Brief
Return the records that follow unaltered. Omit every picture.

Records provided
§ §

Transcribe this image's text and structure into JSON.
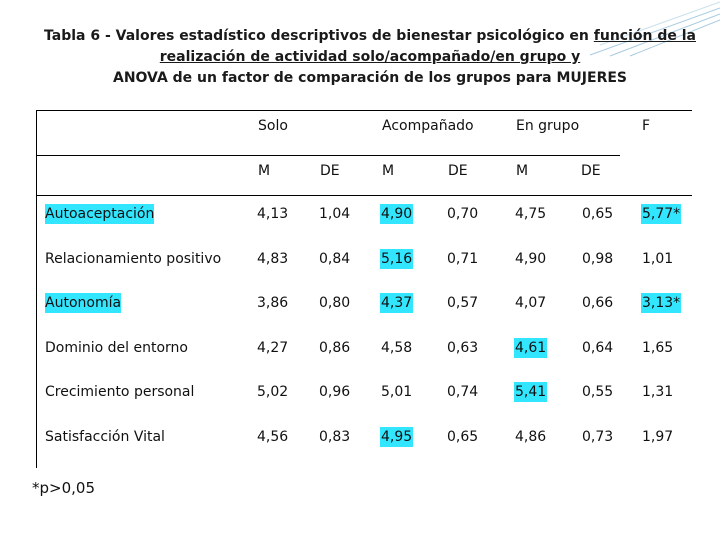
{
  "title": {
    "line1": "Tabla 6 - Valores estadístico descriptivos de bienestar psicológico en ",
    "line1_underlined": "función de la",
    "line2": "realización de actividad solo/acompañado/en grupo y",
    "line3_prefix": "ANOVA de un factor de comparación de los grupos para ",
    "line3_emphasis": "MUJERES"
  },
  "headers": {
    "solo": "Solo",
    "acompanado": "Acompañado",
    "en_grupo": "En grupo",
    "f": "F",
    "m": "M",
    "de": "DE"
  },
  "highlight_color": "#33e6ff",
  "rows": [
    {
      "label": "Autoaceptación",
      "label_hl": true,
      "values": [
        "4,13",
        "1,04",
        "4,90",
        "0,70",
        "4,75",
        "0,65",
        "5,77*"
      ],
      "hl": [
        false,
        false,
        true,
        false,
        false,
        false,
        true
      ]
    },
    {
      "label": "Relacionamiento positivo",
      "label_hl": false,
      "values": [
        "4,83",
        "0,84",
        "5,16",
        "0,71",
        "4,90",
        "0,98",
        "1,01"
      ],
      "hl": [
        false,
        false,
        true,
        false,
        false,
        false,
        false
      ]
    },
    {
      "label": "Autonomía",
      "label_hl": true,
      "values": [
        "3,86",
        "0,80",
        "4,37",
        "0,57",
        "4,07",
        "0,66",
        "3,13*"
      ],
      "hl": [
        false,
        false,
        true,
        false,
        false,
        false,
        true
      ]
    },
    {
      "label": "Dominio del entorno",
      "label_hl": false,
      "values": [
        "4,27",
        "0,86",
        "4,58",
        "0,63",
        "4,61",
        "0,64",
        "1,65"
      ],
      "hl": [
        false,
        false,
        false,
        false,
        true,
        false,
        false
      ]
    },
    {
      "label": "Crecimiento personal",
      "label_hl": false,
      "values": [
        "5,02",
        "0,96",
        "5,01",
        "0,74",
        "5,41",
        "0,55",
        "1,31"
      ],
      "hl": [
        false,
        false,
        false,
        false,
        true,
        false,
        false
      ]
    },
    {
      "label": "Satisfacción Vital",
      "label_hl": false,
      "values": [
        "4,56",
        "0,83",
        "4,95",
        "0,65",
        "4,86",
        "0,73",
        "1,97"
      ],
      "hl": [
        false,
        false,
        true,
        false,
        false,
        false,
        false
      ]
    }
  ],
  "footnote": "*p>0,05"
}
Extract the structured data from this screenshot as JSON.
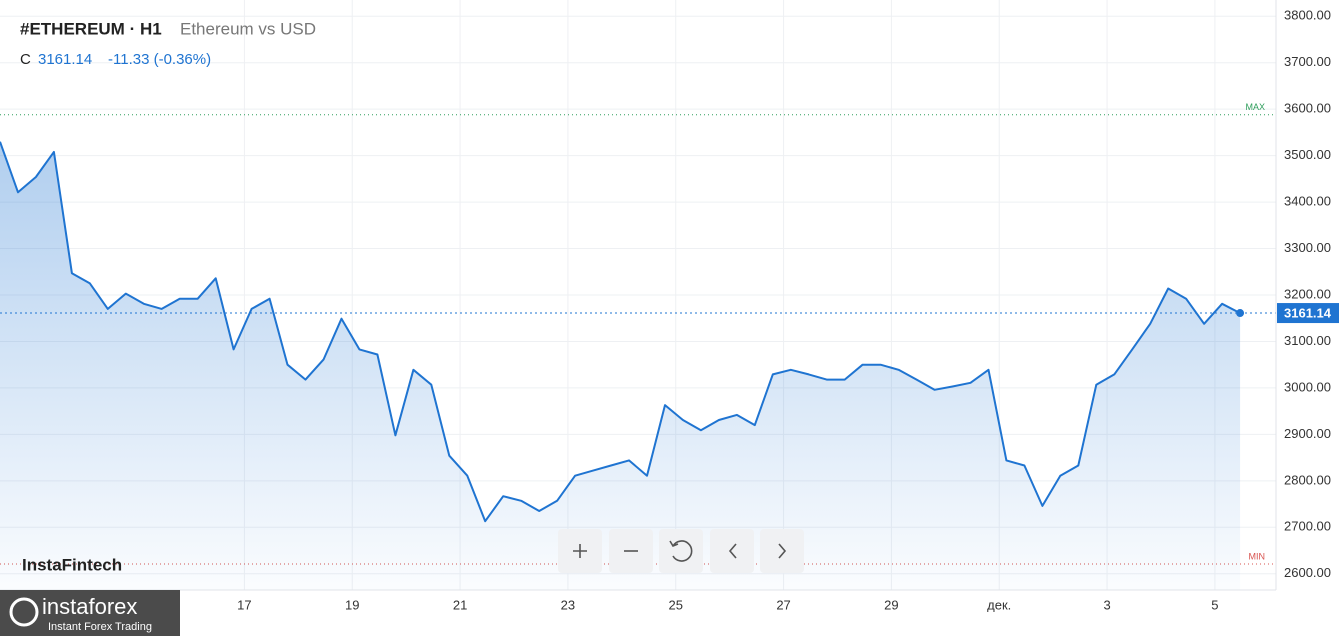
{
  "chart_data": {
    "type": "area",
    "title": "#ETHEREUM · H1",
    "subtitle": "Ethereum vs USD",
    "close_label": "C",
    "last_price": 3161.14,
    "change": "-11.33 (-0.36%)",
    "watermark": "InstaFintech",
    "brand": "instaforex",
    "brand_tagline": "Instant Forex Trading",
    "max_label": "MAX",
    "min_label": "MIN",
    "max_level": 3588,
    "min_level": 2621,
    "color": "#1f74d1",
    "grid": true,
    "values": [
      3530,
      3421,
      3454,
      3508,
      3247,
      3225,
      3170,
      3203,
      3181,
      3170,
      3192,
      3192,
      3236,
      3083,
      3170,
      3192,
      3050,
      3018,
      3061,
      3149,
      3083,
      3072,
      2898,
      3039,
      3007,
      2854,
      2811,
      2713,
      2767,
      2757,
      2735,
      2757,
      2811,
      2822,
      2833,
      2844,
      2811,
      2963,
      2931,
      2909,
      2931,
      2942,
      2920,
      3029,
      3039,
      3029,
      3018,
      3018,
      3050,
      3050,
      3039,
      3018,
      2996,
      3003,
      3011,
      3039,
      2844,
      2833,
      2746,
      2811,
      2833,
      3007,
      3029,
      3083,
      3138,
      3214,
      3192,
      3138,
      3181,
      3161.14
    ],
    "xlim": [
      0,
      71
    ],
    "xticks": [
      {
        "value": 13.6,
        "label": "17"
      },
      {
        "value": 19.6,
        "label": "19"
      },
      {
        "value": 25.6,
        "label": "21"
      },
      {
        "value": 31.6,
        "label": "23"
      },
      {
        "value": 37.6,
        "label": "25"
      },
      {
        "value": 43.6,
        "label": "27"
      },
      {
        "value": 49.6,
        "label": "29"
      },
      {
        "value": 55.6,
        "label": "дек."
      },
      {
        "value": 61.6,
        "label": "3"
      },
      {
        "value": 67.6,
        "label": "5"
      }
    ],
    "ylim": [
      2565,
      3835
    ],
    "yticks": [
      {
        "value": 2600,
        "label": "2600.00"
      },
      {
        "value": 2700,
        "label": "2700.00"
      },
      {
        "value": 2800,
        "label": "2800.00"
      },
      {
        "value": 2900,
        "label": "2900.00"
      },
      {
        "value": 3000,
        "label": "3000.00"
      },
      {
        "value": 3100,
        "label": "3100.00"
      },
      {
        "value": 3200,
        "label": "3200.00"
      },
      {
        "value": 3300,
        "label": "3300.00"
      },
      {
        "value": 3400,
        "label": "3400.00"
      },
      {
        "value": 3500,
        "label": "3500.00"
      },
      {
        "value": 3600,
        "label": "3600.00"
      },
      {
        "value": 3700,
        "label": "3700.00"
      },
      {
        "value": 3800,
        "label": "3800.00"
      }
    ]
  }
}
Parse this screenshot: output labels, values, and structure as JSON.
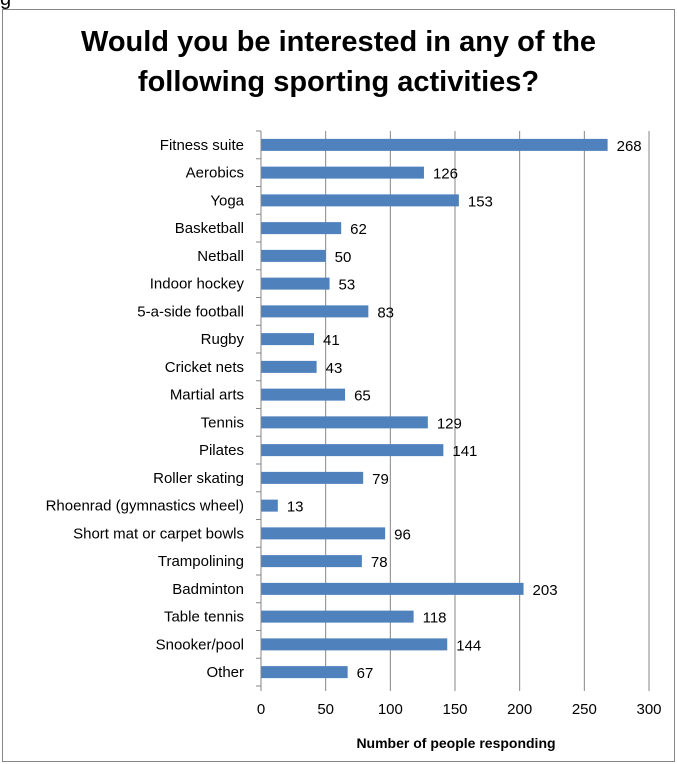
{
  "corner_text": "g",
  "chart_data": {
    "type": "bar",
    "orientation": "horizontal",
    "title": "Would you be interested in any of the following sporting activities?",
    "title_lines": [
      "Would you be interested in any of the",
      "following sporting activities?"
    ],
    "xlabel": "Number of people responding",
    "ylabel": "",
    "xlim": [
      0,
      300
    ],
    "x_ticks": [
      0,
      50,
      100,
      150,
      200,
      250,
      300
    ],
    "grid": "vertical",
    "bar_color": "#4F81BD",
    "categories": [
      "Fitness suite",
      "Aerobics",
      "Yoga",
      "Basketball",
      "Netball",
      "Indoor hockey",
      "5-a-side football",
      "Rugby",
      "Cricket nets",
      "Martial arts",
      "Tennis",
      "Pilates",
      "Roller skating",
      "Rhoenrad (gymnastics wheel)",
      "Short mat or carpet bowls",
      "Trampolining",
      "Badminton",
      "Table tennis",
      "Snooker/pool",
      "Other"
    ],
    "values": [
      268,
      126,
      153,
      62,
      50,
      53,
      83,
      41,
      43,
      65,
      129,
      141,
      79,
      13,
      96,
      78,
      203,
      118,
      144,
      67
    ]
  }
}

§ §

Correct output
Transcribe this image's text and structure into JSON.
{
  "title": {
    "line1": "Tabla 6 - Valores estadístico descriptivos de bienestar psicológico en ",
    "line1_underlined": "función de la",
    "line2": "realización de actividad solo/acompañado/en grupo y",
    "line3_prefix": "ANOVA de un factor de comparación de los grupos para ",
    "line3_emphasis": "MUJERES"
  },
  "headers": {
    "solo": "Solo",
    "acompanado": "Acompañado",
    "en_grupo": "En grupo",
    "f": "F",
    "m": "M",
    "de": "DE"
  },
  "highlight_color": "#33e6ff",
  "rows": [
    {
      "label": "Autoaceptación",
      "label_hl": true,
      "values": [
        "4,13",
        "1,04",
        "4,90",
        "0,70",
        "4,75",
        "0,65",
        "5,77*"
      ],
      "hl": [
        false,
        false,
        true,
        false,
        false,
        false,
        true
      ]
    },
    {
      "label": "Relacionamiento positivo",
      "label_hl": false,
      "values": [
        "4,83",
        "0,84",
        "5,16",
        "0,71",
        "4,90",
        "0,98",
        "1,01"
      ],
      "hl": [
        false,
        false,
        true,
        false,
        false,
        false,
        false
      ]
    },
    {
      "label": "Autonomía",
      "label_hl": true,
      "values": [
        "3,86",
        "0,80",
        "4,37",
        "0,57",
        "4,07",
        "0,66",
        "3,13*"
      ],
      "hl": [
        false,
        false,
        true,
        false,
        false,
        false,
        true
      ]
    },
    {
      "label": "Dominio del entorno",
      "label_hl": false,
      "values": [
        "4,27",
        "0,86",
        "4,58",
        "0,63",
        "4,61",
        "0,64",
        "1,65"
      ],
      "hl": [
        false,
        false,
        false,
        false,
        true,
        false,
        false
      ]
    },
    {
      "label": "Crecimiento personal",
      "label_hl": false,
      "values": [
        "5,02",
        "0,96",
        "5,01",
        "0,74",
        "5,41",
        "0,55",
        "1,31"
      ],
      "hl": [
        false,
        false,
        false,
        false,
        true,
        false,
        false
      ]
    },
    {
      "label": "Satisfacción Vital",
      "label_hl": false,
      "values": [
        "4,56",
        "0,83",
        "4,95",
        "0,65",
        "4,86",
        "0,73",
        "1,97"
      ],
      "hl": [
        false,
        false,
        true,
        false,
        false,
        false,
        false
      ]
    }
  ],
  "footnote": "*p>0,05"
}
Extract the structured data from this screenshot as JSON.
{
  "chart_data": {
    "type": "area",
    "title": "#ETHEREUM · H1",
    "subtitle": "Ethereum vs USD",
    "close_label": "C",
    "last_price": 3161.14,
    "change": "-11.33 (-0.36%)",
    "watermark": "InstaFintech",
    "brand": "instaforex",
    "brand_tagline": "Instant Forex Trading",
    "max_label": "MAX",
    "min_label": "MIN",
    "max_level": 3588,
    "min_level": 2621,
    "color": "#1f74d1",
    "grid": true,
    "values": [
      3530,
      3421,
      3454,
      3508,
      3247,
      3225,
      3170,
      3203,
      3181,
      3170,
      3192,
      3192,
      3236,
      3083,
      3170,
      3192,
      3050,
      3018,
      3061,
      3149,
      3083,
      3072,
      2898,
      3039,
      3007,
      2854,
      2811,
      2713,
      2767,
      2757,
      2735,
      2757,
      2811,
      2822,
      2833,
      2844,
      2811,
      2963,
      2931,
      2909,
      2931,
      2942,
      2920,
      3029,
      3039,
      3029,
      3018,
      3018,
      3050,
      3050,
      3039,
      3018,
      2996,
      3003,
      3011,
      3039,
      2844,
      2833,
      2746,
      2811,
      2833,
      3007,
      3029,
      3083,
      3138,
      3214,
      3192,
      3138,
      3181,
      3161.14
    ],
    "xlim": [
      0,
      71
    ],
    "xticks": [
      {
        "value": 13.6,
        "label": "17"
      },
      {
        "value": 19.6,
        "label": "19"
      },
      {
        "value": 25.6,
        "label": "21"
      },
      {
        "value": 31.6,
        "label": "23"
      },
      {
        "value": 37.6,
        "label": "25"
      },
      {
        "value": 43.6,
        "label": "27"
      },
      {
        "value": 49.6,
        "label": "29"
      },
      {
        "value": 55.6,
        "label": "дек."
      },
      {
        "value": 61.6,
        "label": "3"
      },
      {
        "value": 67.6,
        "label": "5"
      }
    ],
    "ylim": [
      2565,
      3835
    ],
    "yticks": [
      {
        "value": 2600,
        "label": "2600.00"
      },
      {
        "value": 2700,
        "label": "2700.00"
      },
      {
        "value": 2800,
        "label": "2800.00"
      },
      {
        "value": 2900,
        "label": "2900.00"
      },
      {
        "value": 3000,
        "label": "3000.00"
      },
      {
        "value": 3100,
        "label": "3100.00"
      },
      {
        "value": 3200,
        "label": "3200.00"
      },
      {
        "value": 3300,
        "label": "3300.00"
      },
      {
        "value": 3400,
        "label": "3400.00"
      },
      {
        "value": 3500,
        "label": "3500.00"
      },
      {
        "value": 3600,
        "label": "3600.00"
      },
      {
        "value": 3700,
        "label": "3700.00"
      },
      {
        "value": 3800,
        "label": "3800.00"
      }
    ]
  }
}
Parse this screenshot: output labels, values, and structure as JSON.
{
  "corner_text": "g",
  "chart_data": {
    "type": "bar",
    "orientation": "horizontal",
    "title": "Would you be interested in any of the following sporting activities?",
    "title_lines": [
      "Would you be interested in any of the",
      "following sporting activities?"
    ],
    "xlabel": "Number of people responding",
    "ylabel": "",
    "xlim": [
      0,
      300
    ],
    "x_ticks": [
      0,
      50,
      100,
      150,
      200,
      250,
      300
    ],
    "grid": "vertical",
    "bar_color": "#4F81BD",
    "categories": [
      "Fitness suite",
      "Aerobics",
      "Yoga",
      "Basketball",
      "Netball",
      "Indoor hockey",
      "5-a-side football",
      "Rugby",
      "Cricket nets",
      "Martial arts",
      "Tennis",
      "Pilates",
      "Roller skating",
      "Rhoenrad (gymnastics wheel)",
      "Short mat or carpet bowls",
      "Trampolining",
      "Badminton",
      "Table tennis",
      "Snooker/pool",
      "Other"
    ],
    "values": [
      268,
      126,
      153,
      62,
      50,
      53,
      83,
      41,
      43,
      65,
      129,
      141,
      79,
      13,
      96,
      78,
      203,
      118,
      144,
      67
    ]
  }
}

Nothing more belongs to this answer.